Exercise objective:
Examine each line of the data. Copy those that contain the string "this".

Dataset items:
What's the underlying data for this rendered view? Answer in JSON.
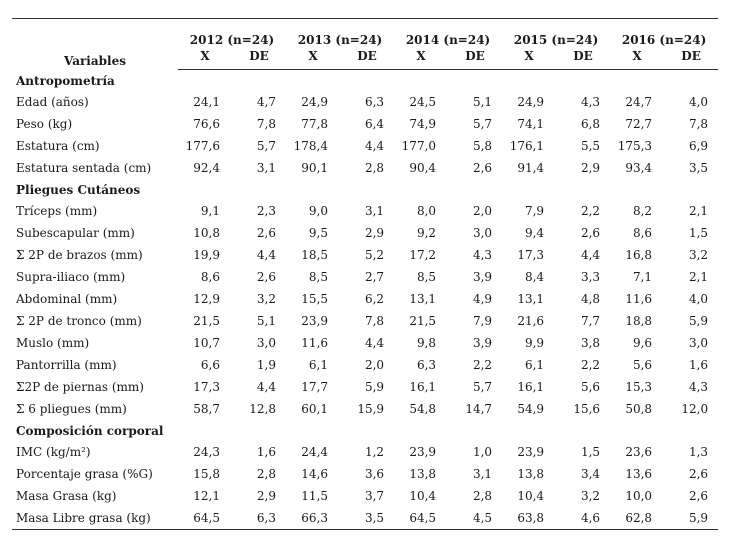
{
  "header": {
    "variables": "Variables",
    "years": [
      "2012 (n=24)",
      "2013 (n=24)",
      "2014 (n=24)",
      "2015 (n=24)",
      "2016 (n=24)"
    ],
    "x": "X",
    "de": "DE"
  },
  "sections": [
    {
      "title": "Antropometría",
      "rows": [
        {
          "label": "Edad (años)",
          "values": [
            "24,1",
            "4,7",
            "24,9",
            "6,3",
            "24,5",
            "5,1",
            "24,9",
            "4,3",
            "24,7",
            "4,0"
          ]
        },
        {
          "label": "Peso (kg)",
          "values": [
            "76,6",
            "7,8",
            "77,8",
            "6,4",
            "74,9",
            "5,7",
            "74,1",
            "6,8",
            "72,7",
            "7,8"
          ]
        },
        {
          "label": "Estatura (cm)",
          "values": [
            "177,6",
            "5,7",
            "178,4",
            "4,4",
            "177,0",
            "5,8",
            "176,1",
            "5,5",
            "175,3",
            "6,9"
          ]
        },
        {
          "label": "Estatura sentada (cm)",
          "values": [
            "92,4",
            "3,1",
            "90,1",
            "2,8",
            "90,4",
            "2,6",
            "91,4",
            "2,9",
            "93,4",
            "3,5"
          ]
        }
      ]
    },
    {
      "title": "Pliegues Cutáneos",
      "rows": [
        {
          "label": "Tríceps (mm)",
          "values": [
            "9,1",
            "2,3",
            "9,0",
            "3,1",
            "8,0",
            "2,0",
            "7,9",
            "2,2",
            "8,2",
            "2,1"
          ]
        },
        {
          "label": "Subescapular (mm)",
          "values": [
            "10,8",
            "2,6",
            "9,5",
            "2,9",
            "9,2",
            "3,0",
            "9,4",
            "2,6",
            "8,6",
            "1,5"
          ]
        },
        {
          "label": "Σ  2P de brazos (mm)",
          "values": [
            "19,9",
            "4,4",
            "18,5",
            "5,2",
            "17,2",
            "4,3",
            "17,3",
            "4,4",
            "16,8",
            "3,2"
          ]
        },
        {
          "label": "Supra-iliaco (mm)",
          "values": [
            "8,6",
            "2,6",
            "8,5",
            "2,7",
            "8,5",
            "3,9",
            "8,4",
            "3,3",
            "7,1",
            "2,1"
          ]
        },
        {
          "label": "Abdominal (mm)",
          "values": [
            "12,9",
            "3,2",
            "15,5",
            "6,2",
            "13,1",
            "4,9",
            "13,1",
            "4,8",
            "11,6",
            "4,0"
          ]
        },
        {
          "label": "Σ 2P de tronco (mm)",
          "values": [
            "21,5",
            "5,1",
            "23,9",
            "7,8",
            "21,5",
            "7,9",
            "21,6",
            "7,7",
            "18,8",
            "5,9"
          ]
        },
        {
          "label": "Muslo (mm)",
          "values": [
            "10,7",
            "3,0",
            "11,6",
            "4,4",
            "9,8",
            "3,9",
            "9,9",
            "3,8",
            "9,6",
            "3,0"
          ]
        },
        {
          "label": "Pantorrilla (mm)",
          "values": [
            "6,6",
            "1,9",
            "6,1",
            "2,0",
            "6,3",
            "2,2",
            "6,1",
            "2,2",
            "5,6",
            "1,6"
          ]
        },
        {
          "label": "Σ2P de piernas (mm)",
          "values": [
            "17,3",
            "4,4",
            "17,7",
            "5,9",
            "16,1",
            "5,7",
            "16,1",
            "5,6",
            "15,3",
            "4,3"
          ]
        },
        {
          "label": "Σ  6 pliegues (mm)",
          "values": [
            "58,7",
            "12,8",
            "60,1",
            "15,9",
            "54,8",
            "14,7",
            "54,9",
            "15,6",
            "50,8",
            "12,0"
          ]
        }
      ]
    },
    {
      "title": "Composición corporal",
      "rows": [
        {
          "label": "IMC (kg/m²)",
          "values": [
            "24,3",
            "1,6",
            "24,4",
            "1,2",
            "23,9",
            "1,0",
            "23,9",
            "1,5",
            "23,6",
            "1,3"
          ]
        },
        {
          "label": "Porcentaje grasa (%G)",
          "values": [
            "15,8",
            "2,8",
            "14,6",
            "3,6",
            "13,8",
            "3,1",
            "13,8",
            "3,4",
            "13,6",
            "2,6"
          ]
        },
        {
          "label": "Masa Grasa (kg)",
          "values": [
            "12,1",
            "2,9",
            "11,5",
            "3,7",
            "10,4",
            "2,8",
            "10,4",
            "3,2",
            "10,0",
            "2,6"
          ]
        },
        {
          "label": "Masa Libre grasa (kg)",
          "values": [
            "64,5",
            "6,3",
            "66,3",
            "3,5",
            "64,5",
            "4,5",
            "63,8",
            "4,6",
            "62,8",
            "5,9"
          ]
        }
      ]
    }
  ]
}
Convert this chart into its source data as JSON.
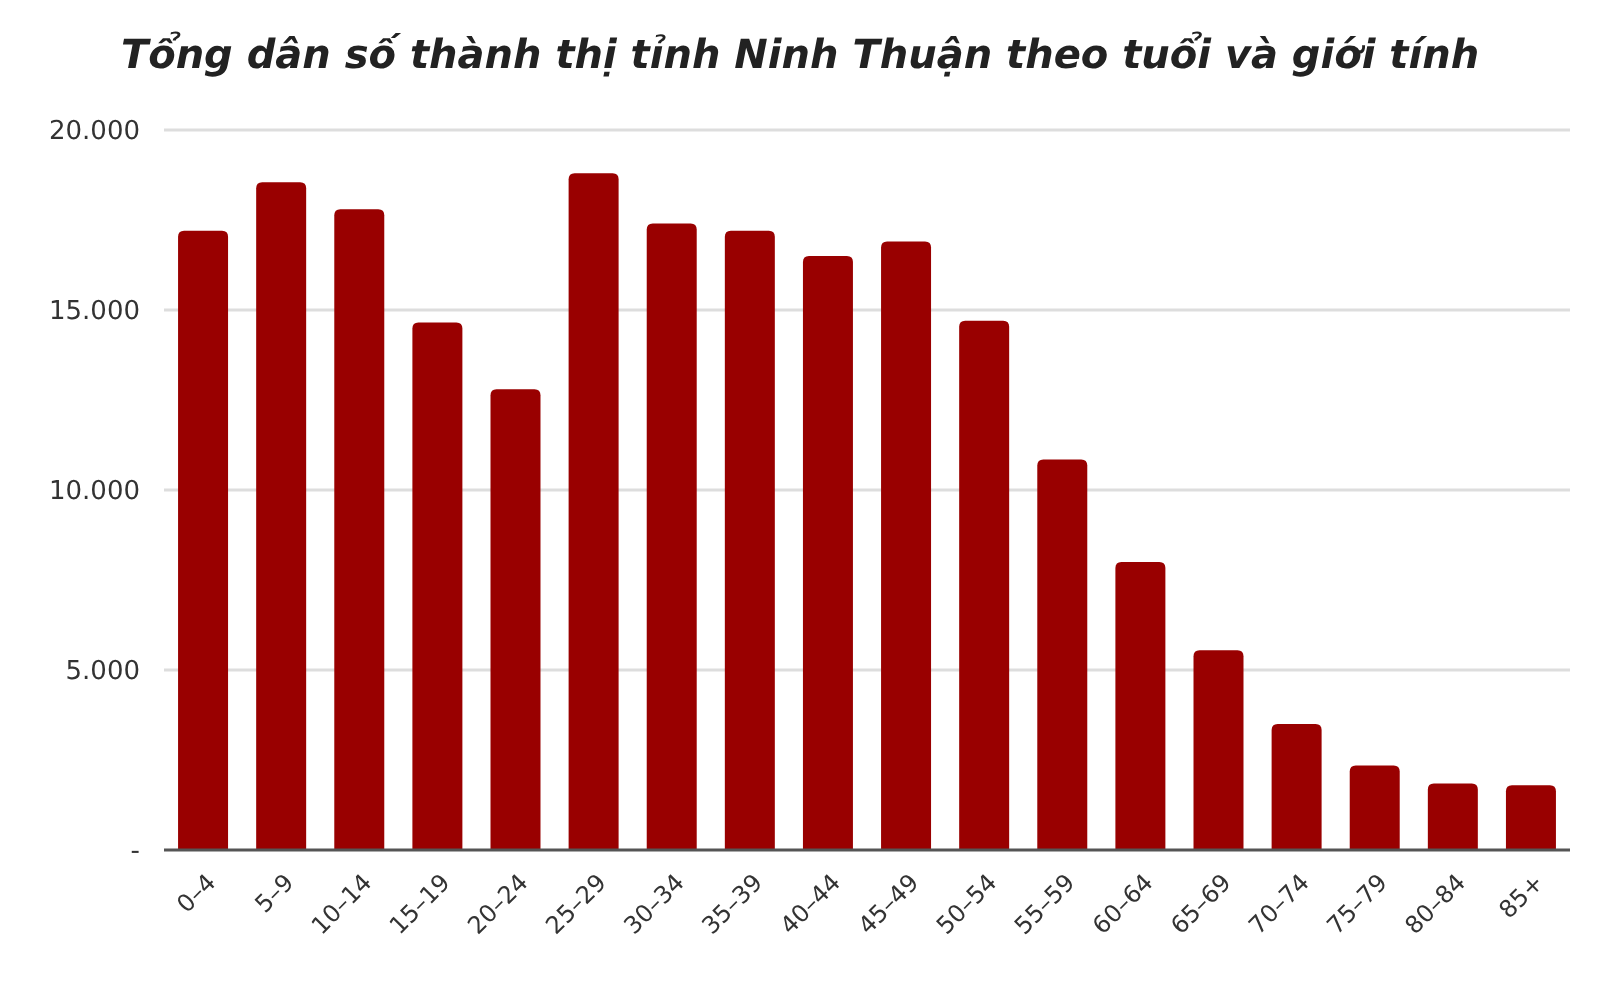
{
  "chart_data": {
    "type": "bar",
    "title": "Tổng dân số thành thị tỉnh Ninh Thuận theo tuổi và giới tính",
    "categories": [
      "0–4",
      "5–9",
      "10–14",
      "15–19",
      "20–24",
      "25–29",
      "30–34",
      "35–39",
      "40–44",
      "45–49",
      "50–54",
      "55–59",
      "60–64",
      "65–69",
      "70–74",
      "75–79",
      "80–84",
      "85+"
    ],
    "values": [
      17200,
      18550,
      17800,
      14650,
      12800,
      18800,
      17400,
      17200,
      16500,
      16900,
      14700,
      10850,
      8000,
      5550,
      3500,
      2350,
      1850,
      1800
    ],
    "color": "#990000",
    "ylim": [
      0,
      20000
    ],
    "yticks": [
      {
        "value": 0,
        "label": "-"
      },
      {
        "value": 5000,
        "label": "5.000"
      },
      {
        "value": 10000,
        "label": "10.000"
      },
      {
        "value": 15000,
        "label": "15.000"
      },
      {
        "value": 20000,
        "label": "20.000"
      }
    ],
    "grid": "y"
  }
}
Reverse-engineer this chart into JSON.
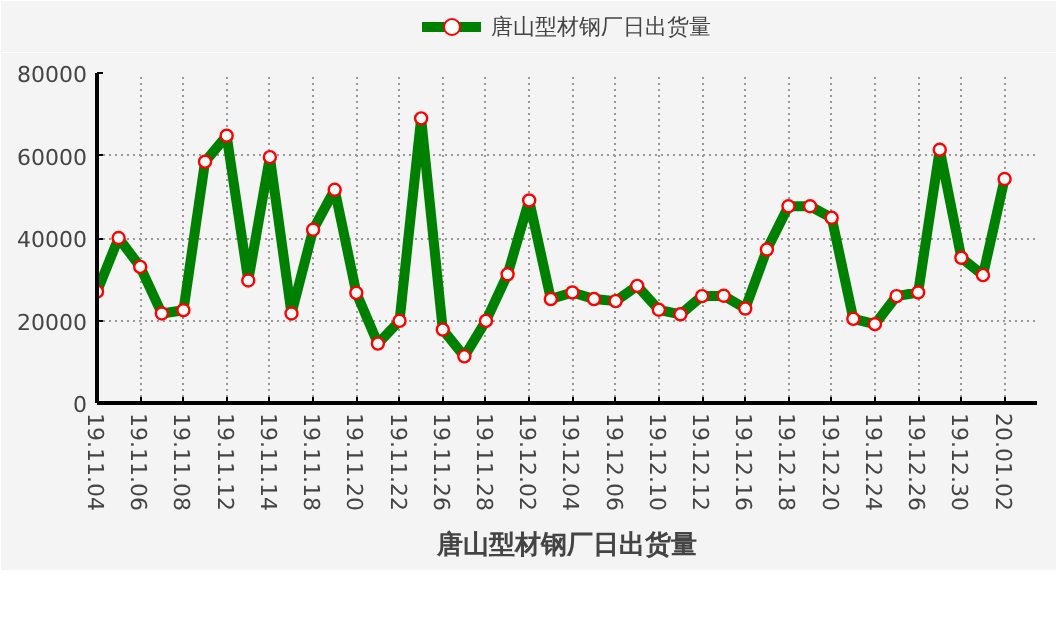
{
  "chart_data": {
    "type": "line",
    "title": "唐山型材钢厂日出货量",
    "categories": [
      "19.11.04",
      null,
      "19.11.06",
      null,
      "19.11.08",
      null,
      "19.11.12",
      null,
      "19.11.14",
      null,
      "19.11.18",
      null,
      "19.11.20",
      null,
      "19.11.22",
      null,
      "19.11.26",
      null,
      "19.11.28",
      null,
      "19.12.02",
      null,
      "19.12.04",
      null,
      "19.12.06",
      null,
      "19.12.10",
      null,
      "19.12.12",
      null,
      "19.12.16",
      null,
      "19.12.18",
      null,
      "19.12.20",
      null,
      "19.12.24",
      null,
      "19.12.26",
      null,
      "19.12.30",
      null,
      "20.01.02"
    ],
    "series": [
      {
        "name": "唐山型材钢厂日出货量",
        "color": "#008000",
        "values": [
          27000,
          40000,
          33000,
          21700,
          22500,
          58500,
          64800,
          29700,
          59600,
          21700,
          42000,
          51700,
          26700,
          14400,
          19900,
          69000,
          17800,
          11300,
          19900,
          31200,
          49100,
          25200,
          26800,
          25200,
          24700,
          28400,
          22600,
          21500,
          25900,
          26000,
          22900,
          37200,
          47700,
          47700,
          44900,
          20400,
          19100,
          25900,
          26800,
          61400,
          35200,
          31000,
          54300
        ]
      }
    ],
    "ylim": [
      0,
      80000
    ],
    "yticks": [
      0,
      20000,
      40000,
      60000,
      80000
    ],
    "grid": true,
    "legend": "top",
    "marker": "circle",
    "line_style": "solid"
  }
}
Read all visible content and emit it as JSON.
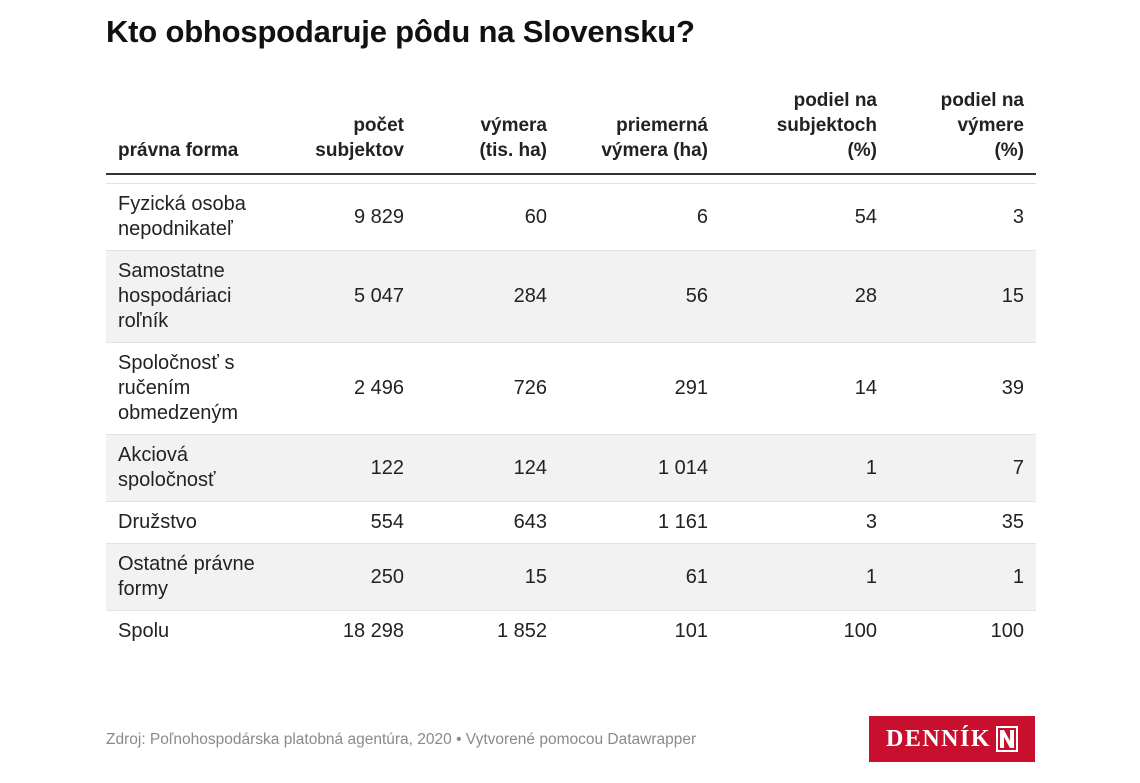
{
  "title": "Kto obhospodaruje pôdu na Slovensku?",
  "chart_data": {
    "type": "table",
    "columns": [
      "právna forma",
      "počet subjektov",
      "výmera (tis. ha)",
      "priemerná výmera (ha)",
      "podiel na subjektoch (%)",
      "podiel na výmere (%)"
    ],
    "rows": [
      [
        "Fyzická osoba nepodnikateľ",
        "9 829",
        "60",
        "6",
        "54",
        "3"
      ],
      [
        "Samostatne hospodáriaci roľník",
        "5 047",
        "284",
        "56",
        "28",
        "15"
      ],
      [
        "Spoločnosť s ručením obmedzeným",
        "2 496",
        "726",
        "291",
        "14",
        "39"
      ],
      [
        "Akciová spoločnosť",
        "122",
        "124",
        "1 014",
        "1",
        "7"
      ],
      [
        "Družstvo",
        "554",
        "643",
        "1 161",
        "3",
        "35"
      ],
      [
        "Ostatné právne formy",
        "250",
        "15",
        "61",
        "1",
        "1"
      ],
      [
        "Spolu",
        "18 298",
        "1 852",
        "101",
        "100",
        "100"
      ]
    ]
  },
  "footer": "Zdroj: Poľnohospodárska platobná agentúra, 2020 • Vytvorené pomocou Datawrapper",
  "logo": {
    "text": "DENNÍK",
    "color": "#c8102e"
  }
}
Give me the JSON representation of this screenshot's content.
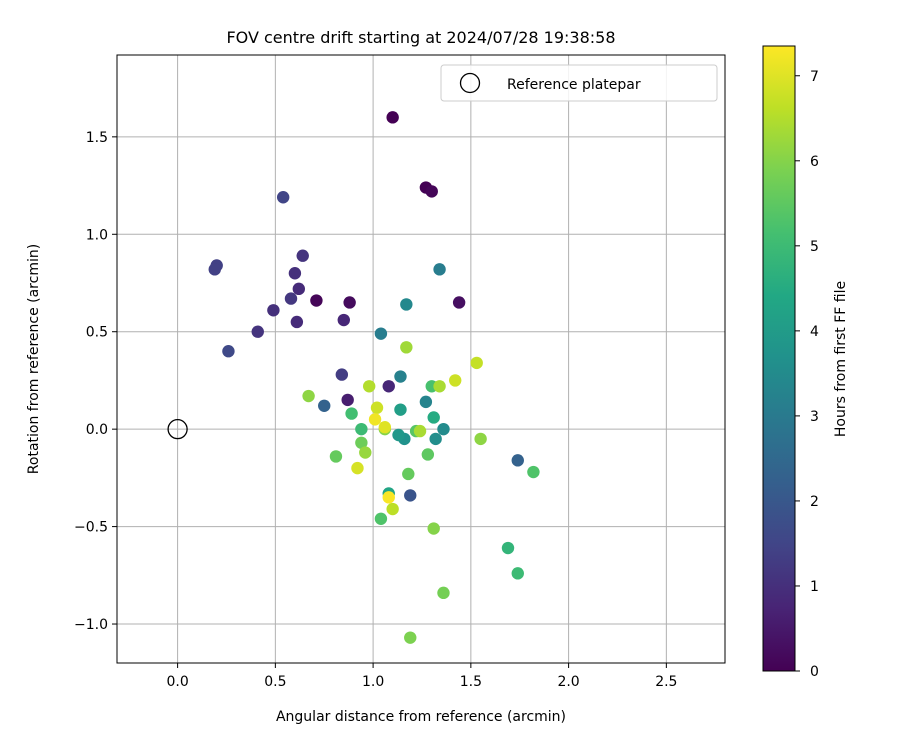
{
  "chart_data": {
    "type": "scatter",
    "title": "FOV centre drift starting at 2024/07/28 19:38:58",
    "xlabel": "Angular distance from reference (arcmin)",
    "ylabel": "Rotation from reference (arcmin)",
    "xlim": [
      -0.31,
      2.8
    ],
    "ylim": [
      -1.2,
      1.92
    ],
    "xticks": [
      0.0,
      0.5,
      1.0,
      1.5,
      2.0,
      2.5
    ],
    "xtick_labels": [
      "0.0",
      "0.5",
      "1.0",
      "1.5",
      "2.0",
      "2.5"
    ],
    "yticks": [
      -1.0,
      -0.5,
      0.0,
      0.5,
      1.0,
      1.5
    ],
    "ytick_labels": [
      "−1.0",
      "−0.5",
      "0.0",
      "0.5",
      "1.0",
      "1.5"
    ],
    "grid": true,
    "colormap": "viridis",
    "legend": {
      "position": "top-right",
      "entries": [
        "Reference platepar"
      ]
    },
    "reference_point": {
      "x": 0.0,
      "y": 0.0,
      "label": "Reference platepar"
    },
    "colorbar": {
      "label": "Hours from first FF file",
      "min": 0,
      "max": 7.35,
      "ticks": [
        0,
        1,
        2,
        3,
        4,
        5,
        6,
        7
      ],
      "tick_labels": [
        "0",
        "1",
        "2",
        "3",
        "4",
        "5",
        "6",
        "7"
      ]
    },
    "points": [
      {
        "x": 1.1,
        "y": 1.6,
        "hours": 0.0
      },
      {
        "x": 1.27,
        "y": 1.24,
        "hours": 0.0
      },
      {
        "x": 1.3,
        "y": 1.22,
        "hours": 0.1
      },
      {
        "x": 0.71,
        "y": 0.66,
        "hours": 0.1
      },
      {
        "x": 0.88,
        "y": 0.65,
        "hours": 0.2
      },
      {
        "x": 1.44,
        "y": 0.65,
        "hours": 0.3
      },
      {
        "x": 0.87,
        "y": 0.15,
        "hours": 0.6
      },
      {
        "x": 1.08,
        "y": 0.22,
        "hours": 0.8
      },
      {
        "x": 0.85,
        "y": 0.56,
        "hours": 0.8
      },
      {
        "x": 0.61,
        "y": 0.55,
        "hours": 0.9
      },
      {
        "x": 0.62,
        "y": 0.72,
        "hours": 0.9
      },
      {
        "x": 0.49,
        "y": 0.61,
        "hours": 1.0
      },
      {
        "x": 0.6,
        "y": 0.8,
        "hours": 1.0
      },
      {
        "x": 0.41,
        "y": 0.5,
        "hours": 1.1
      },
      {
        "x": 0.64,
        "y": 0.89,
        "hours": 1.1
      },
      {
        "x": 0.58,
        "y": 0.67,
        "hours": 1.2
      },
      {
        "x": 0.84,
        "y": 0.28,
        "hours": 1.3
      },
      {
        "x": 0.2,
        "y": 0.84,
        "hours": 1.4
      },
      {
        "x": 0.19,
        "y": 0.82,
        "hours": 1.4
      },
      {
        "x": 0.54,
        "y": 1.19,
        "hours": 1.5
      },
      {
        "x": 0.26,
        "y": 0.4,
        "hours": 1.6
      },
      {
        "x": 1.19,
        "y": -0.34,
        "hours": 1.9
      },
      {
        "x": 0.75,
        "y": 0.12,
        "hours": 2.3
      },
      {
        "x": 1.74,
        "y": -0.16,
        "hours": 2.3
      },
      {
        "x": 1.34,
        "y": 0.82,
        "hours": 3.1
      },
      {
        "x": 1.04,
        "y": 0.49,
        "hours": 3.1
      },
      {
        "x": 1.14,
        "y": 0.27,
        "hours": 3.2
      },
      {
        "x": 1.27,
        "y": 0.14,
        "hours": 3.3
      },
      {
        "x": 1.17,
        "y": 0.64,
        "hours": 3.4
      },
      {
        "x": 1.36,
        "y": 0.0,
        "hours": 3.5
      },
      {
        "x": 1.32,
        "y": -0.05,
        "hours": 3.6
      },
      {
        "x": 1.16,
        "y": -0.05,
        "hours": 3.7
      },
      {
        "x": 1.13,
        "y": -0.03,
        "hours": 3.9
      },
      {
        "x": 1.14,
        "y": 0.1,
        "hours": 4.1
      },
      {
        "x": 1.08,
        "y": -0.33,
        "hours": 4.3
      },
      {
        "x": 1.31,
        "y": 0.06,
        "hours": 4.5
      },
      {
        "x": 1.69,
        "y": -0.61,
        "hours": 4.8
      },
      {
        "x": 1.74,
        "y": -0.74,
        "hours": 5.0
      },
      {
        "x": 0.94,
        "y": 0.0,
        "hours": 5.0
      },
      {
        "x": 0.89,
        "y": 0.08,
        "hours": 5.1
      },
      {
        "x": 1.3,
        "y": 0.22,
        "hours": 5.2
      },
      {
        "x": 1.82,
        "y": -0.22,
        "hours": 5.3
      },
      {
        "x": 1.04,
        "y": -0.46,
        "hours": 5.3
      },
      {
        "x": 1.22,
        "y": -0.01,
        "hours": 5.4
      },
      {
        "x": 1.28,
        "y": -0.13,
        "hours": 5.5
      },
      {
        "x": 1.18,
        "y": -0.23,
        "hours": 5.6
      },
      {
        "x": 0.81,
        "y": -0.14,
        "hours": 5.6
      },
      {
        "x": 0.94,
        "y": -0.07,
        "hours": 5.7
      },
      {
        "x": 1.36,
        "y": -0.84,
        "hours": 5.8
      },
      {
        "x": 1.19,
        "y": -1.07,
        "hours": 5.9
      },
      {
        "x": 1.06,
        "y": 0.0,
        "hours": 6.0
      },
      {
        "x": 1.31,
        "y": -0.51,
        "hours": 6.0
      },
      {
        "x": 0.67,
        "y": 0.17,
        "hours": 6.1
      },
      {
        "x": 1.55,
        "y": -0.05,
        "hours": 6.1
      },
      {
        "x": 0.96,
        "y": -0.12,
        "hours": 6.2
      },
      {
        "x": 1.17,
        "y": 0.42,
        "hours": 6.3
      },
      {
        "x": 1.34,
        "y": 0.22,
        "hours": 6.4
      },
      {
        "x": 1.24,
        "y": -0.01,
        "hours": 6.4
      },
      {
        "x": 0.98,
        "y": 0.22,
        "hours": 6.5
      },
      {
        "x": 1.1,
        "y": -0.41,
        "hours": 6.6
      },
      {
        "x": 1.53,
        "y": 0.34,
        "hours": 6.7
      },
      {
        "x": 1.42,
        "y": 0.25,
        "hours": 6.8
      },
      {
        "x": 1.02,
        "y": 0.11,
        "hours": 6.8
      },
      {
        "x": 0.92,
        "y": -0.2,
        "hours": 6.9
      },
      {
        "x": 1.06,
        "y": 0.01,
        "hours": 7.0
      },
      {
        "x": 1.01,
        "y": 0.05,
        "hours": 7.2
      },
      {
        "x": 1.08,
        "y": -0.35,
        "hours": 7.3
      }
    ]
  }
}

Exercise response:
What's the underlying data for this rendered view? Answer in JSON.
Convert this chart into its source data as JSON.
Reverse-engineer this chart into JSON.
Give me the JSON representation of this screenshot's content.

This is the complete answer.